— Start of Records to process —

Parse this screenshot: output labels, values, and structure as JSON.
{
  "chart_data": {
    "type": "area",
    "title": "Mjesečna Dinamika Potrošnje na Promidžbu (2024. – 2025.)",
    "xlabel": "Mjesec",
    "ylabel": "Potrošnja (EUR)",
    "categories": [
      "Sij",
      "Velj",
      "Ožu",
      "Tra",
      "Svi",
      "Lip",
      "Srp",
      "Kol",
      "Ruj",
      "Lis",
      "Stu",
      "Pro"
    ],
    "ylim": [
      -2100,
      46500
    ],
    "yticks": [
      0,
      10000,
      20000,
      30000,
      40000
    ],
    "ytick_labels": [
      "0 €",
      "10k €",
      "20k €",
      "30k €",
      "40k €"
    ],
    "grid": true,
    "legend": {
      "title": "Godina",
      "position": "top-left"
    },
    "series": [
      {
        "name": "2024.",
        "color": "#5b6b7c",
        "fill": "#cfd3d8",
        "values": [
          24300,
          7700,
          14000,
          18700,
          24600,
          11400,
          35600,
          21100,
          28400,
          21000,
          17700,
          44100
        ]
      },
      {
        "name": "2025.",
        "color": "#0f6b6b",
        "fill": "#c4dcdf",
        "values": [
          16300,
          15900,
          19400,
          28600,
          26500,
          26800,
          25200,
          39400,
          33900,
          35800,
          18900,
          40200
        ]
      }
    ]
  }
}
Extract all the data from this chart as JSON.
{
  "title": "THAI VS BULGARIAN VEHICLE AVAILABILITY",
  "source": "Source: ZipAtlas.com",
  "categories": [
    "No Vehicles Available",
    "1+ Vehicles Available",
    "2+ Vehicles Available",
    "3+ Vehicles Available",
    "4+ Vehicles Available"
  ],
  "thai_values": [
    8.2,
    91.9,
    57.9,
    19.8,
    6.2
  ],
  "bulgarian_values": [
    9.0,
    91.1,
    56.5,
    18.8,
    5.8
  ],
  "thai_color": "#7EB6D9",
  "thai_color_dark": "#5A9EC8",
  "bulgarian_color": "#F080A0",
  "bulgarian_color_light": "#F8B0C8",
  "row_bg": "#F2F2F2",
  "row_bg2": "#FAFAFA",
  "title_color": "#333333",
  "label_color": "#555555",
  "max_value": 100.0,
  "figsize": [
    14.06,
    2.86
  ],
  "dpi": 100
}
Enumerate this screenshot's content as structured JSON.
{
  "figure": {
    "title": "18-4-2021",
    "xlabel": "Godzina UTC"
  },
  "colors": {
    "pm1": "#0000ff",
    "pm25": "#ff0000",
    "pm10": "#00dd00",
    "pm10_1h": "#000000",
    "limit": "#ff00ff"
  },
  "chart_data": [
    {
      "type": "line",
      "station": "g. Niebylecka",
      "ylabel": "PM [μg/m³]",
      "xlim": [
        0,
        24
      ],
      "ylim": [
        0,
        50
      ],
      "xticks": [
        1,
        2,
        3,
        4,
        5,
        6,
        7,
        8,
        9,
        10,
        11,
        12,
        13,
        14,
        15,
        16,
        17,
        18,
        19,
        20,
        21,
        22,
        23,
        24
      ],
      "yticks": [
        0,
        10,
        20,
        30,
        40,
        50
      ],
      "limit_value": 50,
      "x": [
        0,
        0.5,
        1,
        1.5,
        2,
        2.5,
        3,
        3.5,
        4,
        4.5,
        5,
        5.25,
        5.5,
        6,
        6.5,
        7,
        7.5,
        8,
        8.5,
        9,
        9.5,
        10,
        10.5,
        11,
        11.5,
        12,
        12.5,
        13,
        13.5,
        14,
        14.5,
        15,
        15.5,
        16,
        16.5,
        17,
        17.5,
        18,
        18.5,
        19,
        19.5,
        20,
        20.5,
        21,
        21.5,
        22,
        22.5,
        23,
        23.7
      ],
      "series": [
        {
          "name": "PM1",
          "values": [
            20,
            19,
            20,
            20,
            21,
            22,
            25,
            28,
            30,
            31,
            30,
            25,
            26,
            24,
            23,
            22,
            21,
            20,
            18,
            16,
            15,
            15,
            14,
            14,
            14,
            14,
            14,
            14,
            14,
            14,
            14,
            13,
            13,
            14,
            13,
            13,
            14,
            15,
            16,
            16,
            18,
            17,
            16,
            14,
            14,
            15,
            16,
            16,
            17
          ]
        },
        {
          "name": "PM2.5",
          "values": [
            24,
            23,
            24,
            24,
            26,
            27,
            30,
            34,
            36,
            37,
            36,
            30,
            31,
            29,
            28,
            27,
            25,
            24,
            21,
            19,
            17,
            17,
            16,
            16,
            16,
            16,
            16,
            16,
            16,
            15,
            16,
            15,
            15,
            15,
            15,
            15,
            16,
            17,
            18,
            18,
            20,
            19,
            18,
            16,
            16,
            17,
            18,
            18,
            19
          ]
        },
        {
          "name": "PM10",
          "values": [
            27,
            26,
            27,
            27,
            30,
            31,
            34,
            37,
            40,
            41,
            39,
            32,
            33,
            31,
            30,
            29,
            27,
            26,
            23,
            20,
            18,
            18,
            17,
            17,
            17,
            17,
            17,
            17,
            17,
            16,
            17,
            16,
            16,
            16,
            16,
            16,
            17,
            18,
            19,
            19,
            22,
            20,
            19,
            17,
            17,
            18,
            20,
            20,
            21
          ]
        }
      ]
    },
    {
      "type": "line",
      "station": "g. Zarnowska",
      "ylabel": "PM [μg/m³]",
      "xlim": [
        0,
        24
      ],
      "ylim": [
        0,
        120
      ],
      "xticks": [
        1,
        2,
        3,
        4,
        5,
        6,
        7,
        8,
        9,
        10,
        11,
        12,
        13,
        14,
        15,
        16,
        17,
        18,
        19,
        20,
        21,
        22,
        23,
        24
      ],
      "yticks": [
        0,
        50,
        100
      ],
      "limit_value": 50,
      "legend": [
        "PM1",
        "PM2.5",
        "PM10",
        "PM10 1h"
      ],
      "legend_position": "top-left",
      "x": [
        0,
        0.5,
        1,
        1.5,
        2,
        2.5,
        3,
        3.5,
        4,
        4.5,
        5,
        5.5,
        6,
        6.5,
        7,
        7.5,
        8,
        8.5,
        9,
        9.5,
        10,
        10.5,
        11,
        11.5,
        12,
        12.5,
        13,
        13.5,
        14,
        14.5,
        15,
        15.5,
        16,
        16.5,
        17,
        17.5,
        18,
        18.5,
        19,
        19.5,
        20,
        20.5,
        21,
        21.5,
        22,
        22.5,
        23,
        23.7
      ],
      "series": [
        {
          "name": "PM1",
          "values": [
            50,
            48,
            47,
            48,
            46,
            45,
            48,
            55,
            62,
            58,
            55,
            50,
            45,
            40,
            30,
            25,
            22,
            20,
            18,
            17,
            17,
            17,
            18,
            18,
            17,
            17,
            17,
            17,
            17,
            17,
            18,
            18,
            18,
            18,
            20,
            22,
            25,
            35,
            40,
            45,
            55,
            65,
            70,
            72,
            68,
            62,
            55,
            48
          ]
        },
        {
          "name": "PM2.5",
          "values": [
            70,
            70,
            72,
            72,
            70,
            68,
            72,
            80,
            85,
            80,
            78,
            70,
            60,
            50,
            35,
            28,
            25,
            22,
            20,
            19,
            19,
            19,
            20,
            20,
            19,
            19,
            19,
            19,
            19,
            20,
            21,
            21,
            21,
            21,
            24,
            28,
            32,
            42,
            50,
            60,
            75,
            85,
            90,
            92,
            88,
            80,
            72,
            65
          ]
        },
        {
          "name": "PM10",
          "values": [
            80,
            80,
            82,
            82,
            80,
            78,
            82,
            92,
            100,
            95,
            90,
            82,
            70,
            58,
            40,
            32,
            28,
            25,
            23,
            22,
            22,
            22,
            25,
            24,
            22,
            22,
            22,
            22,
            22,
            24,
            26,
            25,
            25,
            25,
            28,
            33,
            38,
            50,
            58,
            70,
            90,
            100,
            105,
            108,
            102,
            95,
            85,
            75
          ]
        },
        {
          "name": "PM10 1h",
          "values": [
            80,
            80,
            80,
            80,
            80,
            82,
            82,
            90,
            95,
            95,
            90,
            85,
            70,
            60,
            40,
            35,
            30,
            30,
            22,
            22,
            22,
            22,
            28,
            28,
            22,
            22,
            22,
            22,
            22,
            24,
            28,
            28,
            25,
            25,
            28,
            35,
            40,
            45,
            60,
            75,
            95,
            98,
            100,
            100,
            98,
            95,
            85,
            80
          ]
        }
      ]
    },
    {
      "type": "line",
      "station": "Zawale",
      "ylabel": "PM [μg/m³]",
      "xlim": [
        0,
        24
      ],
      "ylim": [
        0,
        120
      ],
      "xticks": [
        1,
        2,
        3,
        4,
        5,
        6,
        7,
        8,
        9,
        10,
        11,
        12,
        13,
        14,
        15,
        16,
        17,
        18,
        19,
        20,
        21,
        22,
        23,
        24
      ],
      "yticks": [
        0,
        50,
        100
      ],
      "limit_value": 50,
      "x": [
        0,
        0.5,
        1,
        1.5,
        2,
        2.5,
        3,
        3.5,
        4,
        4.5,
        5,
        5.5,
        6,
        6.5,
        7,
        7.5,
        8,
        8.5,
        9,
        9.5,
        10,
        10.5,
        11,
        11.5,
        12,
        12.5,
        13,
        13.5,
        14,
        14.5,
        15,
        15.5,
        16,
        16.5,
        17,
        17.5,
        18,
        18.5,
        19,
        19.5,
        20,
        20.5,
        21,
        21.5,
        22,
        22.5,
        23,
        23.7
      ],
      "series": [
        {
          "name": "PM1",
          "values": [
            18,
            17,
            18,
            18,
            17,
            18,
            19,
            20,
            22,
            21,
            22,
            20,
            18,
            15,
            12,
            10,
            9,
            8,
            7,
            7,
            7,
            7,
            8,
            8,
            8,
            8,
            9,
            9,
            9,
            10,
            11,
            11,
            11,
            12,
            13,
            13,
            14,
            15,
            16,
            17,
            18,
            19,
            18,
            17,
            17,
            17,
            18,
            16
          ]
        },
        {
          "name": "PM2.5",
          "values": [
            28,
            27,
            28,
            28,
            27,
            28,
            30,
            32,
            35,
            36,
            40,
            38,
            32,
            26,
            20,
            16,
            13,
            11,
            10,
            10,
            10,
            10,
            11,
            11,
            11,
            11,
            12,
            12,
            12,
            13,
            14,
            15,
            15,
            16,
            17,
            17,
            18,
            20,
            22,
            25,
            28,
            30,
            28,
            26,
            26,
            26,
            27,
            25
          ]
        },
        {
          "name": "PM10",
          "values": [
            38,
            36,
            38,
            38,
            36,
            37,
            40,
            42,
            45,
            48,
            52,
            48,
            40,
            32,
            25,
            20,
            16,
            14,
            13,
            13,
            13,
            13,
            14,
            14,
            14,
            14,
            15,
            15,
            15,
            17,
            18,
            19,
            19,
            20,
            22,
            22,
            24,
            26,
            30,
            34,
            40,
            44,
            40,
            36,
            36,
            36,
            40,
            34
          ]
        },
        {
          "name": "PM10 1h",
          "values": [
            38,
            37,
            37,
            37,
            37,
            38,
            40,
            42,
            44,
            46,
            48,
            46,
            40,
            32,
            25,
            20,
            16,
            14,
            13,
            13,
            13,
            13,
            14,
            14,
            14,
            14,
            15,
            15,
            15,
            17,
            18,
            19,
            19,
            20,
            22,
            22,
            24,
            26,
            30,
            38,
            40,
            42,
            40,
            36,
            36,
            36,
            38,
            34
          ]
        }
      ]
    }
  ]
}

— End of Records to process —

Task objective
Work out how many lines of the listing above include the word "JSON". Reply with nothing but the count.

Right answer
3